> **Dataset entries**
----------

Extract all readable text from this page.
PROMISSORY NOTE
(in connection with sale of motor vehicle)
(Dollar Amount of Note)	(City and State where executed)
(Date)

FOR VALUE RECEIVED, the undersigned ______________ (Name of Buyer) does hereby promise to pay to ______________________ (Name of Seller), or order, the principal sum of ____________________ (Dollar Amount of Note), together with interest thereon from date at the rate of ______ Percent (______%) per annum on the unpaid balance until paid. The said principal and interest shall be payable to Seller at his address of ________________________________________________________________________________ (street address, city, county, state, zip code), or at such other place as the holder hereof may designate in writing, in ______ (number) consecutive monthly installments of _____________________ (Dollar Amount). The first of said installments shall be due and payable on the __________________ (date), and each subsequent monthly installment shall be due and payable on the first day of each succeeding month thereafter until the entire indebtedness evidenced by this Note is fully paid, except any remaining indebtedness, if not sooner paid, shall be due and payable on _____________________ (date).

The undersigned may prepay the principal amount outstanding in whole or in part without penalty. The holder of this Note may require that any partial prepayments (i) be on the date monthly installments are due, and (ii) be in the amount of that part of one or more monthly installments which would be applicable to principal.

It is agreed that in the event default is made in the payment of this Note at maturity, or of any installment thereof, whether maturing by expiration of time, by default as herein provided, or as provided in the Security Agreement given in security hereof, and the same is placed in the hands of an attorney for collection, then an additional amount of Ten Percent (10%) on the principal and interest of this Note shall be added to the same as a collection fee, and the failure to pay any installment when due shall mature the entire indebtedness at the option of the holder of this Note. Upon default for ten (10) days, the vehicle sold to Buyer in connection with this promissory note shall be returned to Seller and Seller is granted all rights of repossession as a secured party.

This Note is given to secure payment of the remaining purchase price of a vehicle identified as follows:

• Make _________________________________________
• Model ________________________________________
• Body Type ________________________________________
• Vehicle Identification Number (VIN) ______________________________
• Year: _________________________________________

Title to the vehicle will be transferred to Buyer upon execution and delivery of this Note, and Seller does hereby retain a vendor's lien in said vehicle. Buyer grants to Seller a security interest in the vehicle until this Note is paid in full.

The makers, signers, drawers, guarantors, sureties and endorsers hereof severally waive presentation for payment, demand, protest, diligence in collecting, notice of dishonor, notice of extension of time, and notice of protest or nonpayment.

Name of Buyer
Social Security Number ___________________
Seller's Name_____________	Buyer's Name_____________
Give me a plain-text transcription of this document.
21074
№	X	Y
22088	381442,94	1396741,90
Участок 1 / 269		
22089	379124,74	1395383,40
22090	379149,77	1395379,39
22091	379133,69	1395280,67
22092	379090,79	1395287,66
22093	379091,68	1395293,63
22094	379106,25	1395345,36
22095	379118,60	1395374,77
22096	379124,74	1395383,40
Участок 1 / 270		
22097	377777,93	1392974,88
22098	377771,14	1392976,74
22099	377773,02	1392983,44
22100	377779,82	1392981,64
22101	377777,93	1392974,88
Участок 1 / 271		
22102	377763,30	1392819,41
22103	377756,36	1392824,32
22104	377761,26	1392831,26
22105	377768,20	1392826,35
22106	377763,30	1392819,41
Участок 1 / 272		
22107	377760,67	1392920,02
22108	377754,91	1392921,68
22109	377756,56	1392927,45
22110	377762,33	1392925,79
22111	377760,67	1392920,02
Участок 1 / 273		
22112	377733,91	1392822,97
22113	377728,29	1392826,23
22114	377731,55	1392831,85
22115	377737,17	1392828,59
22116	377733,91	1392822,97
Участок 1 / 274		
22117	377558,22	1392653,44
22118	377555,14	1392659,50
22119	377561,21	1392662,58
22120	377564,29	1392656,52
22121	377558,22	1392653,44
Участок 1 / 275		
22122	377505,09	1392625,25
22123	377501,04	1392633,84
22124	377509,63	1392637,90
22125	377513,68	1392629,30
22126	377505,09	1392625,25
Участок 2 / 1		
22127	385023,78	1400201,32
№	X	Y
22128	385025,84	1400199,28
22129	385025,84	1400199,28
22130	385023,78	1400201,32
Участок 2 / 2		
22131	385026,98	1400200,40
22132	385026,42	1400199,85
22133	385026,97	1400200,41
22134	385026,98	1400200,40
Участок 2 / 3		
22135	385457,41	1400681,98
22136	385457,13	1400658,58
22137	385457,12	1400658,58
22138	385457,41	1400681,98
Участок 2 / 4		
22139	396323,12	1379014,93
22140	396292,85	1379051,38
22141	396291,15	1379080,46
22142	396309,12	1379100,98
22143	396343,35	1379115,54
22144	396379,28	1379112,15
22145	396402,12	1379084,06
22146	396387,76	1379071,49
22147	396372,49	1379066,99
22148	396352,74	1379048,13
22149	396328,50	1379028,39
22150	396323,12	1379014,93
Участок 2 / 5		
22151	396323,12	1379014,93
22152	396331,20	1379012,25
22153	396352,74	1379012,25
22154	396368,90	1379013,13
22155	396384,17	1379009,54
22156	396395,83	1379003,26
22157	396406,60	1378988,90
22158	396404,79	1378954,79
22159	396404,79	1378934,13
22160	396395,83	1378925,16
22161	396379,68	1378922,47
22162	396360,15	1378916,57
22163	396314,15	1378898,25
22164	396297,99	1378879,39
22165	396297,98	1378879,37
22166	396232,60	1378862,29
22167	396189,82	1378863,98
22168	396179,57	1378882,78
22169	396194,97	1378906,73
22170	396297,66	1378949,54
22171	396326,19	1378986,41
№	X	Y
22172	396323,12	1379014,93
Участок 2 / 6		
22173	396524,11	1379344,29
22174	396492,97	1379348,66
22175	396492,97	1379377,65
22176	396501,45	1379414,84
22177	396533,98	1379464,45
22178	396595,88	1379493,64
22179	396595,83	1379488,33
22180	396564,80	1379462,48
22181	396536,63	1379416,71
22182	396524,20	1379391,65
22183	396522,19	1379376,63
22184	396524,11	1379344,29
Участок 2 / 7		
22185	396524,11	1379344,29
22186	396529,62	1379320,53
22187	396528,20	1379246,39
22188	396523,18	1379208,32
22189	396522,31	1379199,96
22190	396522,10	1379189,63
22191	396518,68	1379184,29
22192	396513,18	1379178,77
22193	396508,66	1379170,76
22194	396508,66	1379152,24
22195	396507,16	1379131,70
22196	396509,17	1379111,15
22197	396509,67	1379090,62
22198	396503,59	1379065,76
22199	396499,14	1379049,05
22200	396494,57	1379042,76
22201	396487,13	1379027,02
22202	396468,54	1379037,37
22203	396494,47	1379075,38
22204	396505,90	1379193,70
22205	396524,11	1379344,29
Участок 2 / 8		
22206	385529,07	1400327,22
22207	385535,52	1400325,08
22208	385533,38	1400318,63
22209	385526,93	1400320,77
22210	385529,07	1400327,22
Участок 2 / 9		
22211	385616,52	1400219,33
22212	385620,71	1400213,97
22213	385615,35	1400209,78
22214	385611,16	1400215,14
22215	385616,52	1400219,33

----------

> **Exercise prompt**
Write out every line exactly as it stands.

> **Response**
Extract all readable text from this page.
PROMISSORY NOTE
(in connection with sale of motor vehicle)
(Dollar Amount of Note)	(City and State where executed)
(Date)

FOR VALUE RECEIVED, the undersigned ______________ (Name of Buyer) does hereby promise to pay to ______________________ (Name of Seller), or order, the principal sum of ____________________ (Dollar Amount of Note), together with interest thereon from date at the rate of ______ Percent (______%) per annum on the unpaid balance until paid. The said principal and interest shall be payable to Seller at his address of ________________________________________________________________________________ (street address, city, county, state, zip code), or at such other place as the holder hereof may designate in writing, in ______ (number) consecutive monthly installments of _____________________ (Dollar Amount). The first of said installments shall be due and payable on the __________________ (date), and each subsequent monthly installment shall be due and payable on the first day of each succeeding month thereafter until the entire indebtedness evidenced by this Note is fully paid, except any remaining indebtedness, if not sooner paid, shall be due and payable on _____________________ (date).

The undersigned may prepay the principal amount outstanding in whole or in part without penalty. The holder of this Note may require that any partial prepayments (i) be on the date monthly installments are due, and (ii) be in the amount of that part of one or more monthly installments which would be applicable to principal.

It is agreed that in the event default is made in the payment of this Note at maturity, or of any installment thereof, whether maturing by expiration of time, by default as herein provided, or as provided in the Security Agreement given in security hereof, and the same is placed in the hands of an attorney for collection, then an additional amount of Ten Percent (10%) on the principal and interest of this Note shall be added to the same as a collection fee, and the failure to pay any installment when due shall mature the entire indebtedness at the option of the holder of this Note. Upon default for ten (10) days, the vehicle sold to Buyer in connection with this promissory note shall be returned to Seller and Seller is granted all rights of repossession as a secured party.

This Note is given to secure payment of the remaining purchase price of a vehicle identified as follows:

• Make _________________________________________
• Model ________________________________________
• Body Type ________________________________________
• Vehicle Identification Number (VIN) ______________________________
• Year: _________________________________________

Title to the vehicle will be transferred to Buyer upon execution and delivery of this Note, and Seller does hereby retain a vendor's lien in said vehicle. Buyer grants to Seller a security interest in the vehicle until this Note is paid in full.

The makers, signers, drawers, guarantors, sureties and endorsers hereof severally waive presentation for payment, demand, protest, diligence in collecting, notice of dishonor, notice of extension of time, and notice of protest or nonpayment.

Name of Buyer
Social Security Number ___________________
Seller's Name_____________	Buyer's Name_____________
Give me a plain-text transcription of this document.
21074
№	X	Y
22088	381442,94	1396741,90
Участок 1 / 269		
22089	379124,74	1395383,40
22090	379149,77	1395379,39
22091	379133,69	1395280,67
22092	379090,79	1395287,66
22093	379091,68	1395293,63
22094	379106,25	1395345,36
22095	379118,60	1395374,77
22096	379124,74	1395383,40
Участок 1 / 270		
22097	377777,93	1392974,88
22098	377771,14	1392976,74
22099	377773,02	1392983,44
22100	377779,82	1392981,64
22101	377777,93	1392974,88
Участок 1 / 271		
22102	377763,30	1392819,41
22103	377756,36	1392824,32
22104	377761,26	1392831,26
22105	377768,20	1392826,35
22106	377763,30	1392819,41
Участок 1 / 272		
22107	377760,67	1392920,02
22108	377754,91	1392921,68
22109	377756,56	1392927,45
22110	377762,33	1392925,79
22111	377760,67	1392920,02
Участок 1 / 273		
22112	377733,91	1392822,97
22113	377728,29	1392826,23
22114	377731,55	1392831,85
22115	377737,17	1392828,59
22116	377733,91	1392822,97
Участок 1 / 274		
22117	377558,22	1392653,44
22118	377555,14	1392659,50
22119	377561,21	1392662,58
22120	377564,29	1392656,52
22121	377558,22	1392653,44
Участок 1 / 275		
22122	377505,09	1392625,25
22123	377501,04	1392633,84
22124	377509,63	1392637,90
22125	377513,68	1392629,30
22126	377505,09	1392625,25
Участок 2 / 1		
22127	385023,78	1400201,32
№	X	Y
22128	385025,84	1400199,28
22129	385025,84	1400199,28
22130	385023,78	1400201,32
Участок 2 / 2		
22131	385026,98	1400200,40
22132	385026,42	1400199,85
22133	385026,97	1400200,41
22134	385026,98	1400200,40
Участок 2 / 3		
22135	385457,41	1400681,98
22136	385457,13	1400658,58
22137	385457,12	1400658,58
22138	385457,41	1400681,98
Участок 2 / 4		
22139	396323,12	1379014,93
22140	396292,85	1379051,38
22141	396291,15	1379080,46
22142	396309,12	1379100,98
22143	396343,35	1379115,54
22144	396379,28	1379112,15
22145	396402,12	1379084,06
22146	396387,76	1379071,49
22147	396372,49	1379066,99
22148	396352,74	1379048,13
22149	396328,50	1379028,39
22150	396323,12	1379014,93
Участок 2 / 5		
22151	396323,12	1379014,93
22152	396331,20	1379012,25
22153	396352,74	1379012,25
22154	396368,90	1379013,13
22155	396384,17	1379009,54
22156	396395,83	1379003,26
22157	396406,60	1378988,90
22158	396404,79	1378954,79
22159	396404,79	1378934,13
22160	396395,83	1378925,16
22161	396379,68	1378922,47
22162	396360,15	1378916,57
22163	396314,15	1378898,25
22164	396297,99	1378879,39
22165	396297,98	1378879,37
22166	396232,60	1378862,29
22167	396189,82	1378863,98
22168	396179,57	1378882,78
22169	396194,97	1378906,73
22170	396297,66	1378949,54
22171	396326,19	1378986,41
№	X	Y
22172	396323,12	1379014,93
Участок 2 / 6		
22173	396524,11	1379344,29
22174	396492,97	1379348,66
22175	396492,97	1379377,65
22176	396501,45	1379414,84
22177	396533,98	1379464,45
22178	396595,88	1379493,64
22179	396595,83	1379488,33
22180	396564,80	1379462,48
22181	396536,63	1379416,71
22182	396524,20	1379391,65
22183	396522,19	1379376,63
22184	396524,11	1379344,29
Участок 2 / 7		
22185	396524,11	1379344,29
22186	396529,62	1379320,53
22187	396528,20	1379246,39
22188	396523,18	1379208,32
22189	396522,31	1379199,96
22190	396522,10	1379189,63
22191	396518,68	1379184,29
22192	396513,18	1379178,77
22193	396508,66	1379170,76
22194	396508,66	1379152,24
22195	396507,16	1379131,70
22196	396509,17	1379111,15
22197	396509,67	1379090,62
22198	396503,59	1379065,76
22199	396499,14	1379049,05
22200	396494,57	1379042,76
22201	396487,13	1379027,02
22202	396468,54	1379037,37
22203	396494,47	1379075,38
22204	396505,90	1379193,70
22205	396524,11	1379344,29
Участок 2 / 8		
22206	385529,07	1400327,22
22207	385535,52	1400325,08
22208	385533,38	1400318,63
22209	385526,93	1400320,77
22210	385529,07	1400327,22
Участок 2 / 9		
22211	385616,52	1400219,33
22212	385620,71	1400213,97
22213	385615,35	1400209,78
22214	385611,16	1400215,14
22215	385616,52	1400219,33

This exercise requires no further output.